[What to do]
Return each line holding the string "text".

[Records supplied]
· · ·

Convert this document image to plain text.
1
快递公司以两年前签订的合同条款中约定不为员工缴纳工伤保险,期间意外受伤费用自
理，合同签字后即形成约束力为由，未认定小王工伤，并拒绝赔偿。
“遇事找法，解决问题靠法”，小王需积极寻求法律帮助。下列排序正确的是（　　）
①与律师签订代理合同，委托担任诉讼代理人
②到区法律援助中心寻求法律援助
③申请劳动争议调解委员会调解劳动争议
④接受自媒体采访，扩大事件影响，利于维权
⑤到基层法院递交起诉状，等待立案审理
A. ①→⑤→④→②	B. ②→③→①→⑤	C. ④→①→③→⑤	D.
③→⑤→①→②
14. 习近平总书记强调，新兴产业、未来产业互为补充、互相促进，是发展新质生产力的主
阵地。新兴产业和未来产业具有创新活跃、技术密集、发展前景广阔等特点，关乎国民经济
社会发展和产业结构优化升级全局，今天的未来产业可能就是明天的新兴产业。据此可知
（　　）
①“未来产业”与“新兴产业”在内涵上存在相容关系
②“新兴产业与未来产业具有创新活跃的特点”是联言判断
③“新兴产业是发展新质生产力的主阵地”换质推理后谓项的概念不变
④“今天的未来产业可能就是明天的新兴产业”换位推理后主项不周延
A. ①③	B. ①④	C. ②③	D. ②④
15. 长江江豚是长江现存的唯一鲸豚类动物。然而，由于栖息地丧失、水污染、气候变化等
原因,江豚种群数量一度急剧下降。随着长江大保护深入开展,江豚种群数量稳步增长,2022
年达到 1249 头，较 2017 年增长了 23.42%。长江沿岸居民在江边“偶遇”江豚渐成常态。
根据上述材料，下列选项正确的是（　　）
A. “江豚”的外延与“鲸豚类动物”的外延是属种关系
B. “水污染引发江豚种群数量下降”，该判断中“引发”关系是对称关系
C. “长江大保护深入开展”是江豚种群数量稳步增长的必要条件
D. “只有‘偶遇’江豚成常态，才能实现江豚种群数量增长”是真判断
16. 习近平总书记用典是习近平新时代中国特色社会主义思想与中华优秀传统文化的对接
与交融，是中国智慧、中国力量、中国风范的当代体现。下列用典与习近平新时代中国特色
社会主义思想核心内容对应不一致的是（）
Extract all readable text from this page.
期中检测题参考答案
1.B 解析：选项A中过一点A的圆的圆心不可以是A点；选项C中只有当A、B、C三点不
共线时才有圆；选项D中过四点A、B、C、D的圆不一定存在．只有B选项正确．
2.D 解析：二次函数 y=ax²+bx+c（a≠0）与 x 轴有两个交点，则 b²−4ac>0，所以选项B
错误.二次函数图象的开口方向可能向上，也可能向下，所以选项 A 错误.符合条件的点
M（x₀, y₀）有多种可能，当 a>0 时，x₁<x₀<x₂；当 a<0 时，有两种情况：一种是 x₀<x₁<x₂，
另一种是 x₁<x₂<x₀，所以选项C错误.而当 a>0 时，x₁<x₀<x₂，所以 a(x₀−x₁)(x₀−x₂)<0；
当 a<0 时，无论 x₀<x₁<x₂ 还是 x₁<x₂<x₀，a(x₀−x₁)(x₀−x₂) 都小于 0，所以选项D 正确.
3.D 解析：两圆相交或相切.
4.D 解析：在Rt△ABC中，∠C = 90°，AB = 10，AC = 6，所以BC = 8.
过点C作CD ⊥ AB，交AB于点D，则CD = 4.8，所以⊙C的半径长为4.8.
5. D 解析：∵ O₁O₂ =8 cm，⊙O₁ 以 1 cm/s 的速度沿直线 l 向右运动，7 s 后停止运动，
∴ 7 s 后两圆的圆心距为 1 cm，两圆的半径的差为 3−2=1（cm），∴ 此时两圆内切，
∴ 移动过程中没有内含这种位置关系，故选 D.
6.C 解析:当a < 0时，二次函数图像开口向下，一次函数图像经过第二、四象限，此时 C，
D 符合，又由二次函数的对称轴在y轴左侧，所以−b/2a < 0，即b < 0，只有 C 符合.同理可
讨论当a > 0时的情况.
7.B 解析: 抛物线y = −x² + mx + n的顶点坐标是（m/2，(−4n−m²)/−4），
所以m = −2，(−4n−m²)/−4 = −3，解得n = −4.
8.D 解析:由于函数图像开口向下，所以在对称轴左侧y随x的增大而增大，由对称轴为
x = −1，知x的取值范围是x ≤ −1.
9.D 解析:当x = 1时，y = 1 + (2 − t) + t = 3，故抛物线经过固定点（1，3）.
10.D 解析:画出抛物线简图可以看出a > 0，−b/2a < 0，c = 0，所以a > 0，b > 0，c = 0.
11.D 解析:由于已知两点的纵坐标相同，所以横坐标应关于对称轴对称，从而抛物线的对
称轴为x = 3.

· · ·

[Written answer]
Convert this document image to plain text.
Extract all readable text from this page.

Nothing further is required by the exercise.